_Your objective_
Identify the lines bearing the string "name" and gather them.

_Excerpted records_
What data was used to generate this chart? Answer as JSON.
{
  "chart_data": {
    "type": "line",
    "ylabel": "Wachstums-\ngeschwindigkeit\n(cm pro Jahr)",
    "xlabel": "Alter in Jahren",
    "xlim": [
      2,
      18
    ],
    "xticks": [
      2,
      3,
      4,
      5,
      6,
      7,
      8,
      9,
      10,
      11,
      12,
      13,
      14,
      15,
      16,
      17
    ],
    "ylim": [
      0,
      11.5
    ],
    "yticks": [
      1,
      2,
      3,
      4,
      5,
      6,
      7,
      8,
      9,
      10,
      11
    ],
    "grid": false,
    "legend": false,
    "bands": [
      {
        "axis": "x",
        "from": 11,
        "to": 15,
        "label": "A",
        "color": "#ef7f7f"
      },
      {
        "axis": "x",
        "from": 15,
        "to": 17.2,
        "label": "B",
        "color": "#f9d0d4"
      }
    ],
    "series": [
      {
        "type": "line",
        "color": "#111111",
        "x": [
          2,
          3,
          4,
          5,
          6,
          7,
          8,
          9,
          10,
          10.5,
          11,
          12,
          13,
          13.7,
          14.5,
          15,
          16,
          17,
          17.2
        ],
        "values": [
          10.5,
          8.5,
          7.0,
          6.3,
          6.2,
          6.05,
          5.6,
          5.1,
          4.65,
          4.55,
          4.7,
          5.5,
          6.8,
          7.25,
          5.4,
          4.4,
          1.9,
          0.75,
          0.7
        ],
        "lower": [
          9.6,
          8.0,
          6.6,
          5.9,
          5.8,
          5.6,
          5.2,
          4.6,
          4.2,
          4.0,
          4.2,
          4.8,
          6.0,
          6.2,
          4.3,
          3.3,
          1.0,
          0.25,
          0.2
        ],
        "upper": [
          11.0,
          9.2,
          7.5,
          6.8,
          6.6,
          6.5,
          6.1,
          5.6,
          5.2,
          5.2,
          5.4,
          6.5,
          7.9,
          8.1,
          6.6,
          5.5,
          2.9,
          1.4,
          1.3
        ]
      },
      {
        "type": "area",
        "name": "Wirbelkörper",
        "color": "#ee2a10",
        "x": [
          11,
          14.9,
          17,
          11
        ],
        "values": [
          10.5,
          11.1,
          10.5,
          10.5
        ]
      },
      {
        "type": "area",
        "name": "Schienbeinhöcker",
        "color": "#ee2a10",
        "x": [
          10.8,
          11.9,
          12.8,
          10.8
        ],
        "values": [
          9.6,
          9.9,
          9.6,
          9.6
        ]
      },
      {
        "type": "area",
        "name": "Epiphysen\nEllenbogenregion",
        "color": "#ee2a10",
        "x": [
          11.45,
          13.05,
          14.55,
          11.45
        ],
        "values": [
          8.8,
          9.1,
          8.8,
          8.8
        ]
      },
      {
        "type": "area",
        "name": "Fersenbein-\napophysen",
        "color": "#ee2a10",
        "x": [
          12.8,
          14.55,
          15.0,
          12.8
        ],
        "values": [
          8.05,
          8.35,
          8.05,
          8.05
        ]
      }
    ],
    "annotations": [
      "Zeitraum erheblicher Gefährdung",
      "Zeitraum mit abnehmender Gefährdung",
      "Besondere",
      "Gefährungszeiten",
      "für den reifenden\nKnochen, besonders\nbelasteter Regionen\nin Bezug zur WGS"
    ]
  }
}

_Finished exercise_
        "name": "Wirbelkörper",
        "name": "Schienbeinhöcker",
        "name": "Epiphysen\nEllenbogenregion",
        "name": "Fersenbein-\napophysen",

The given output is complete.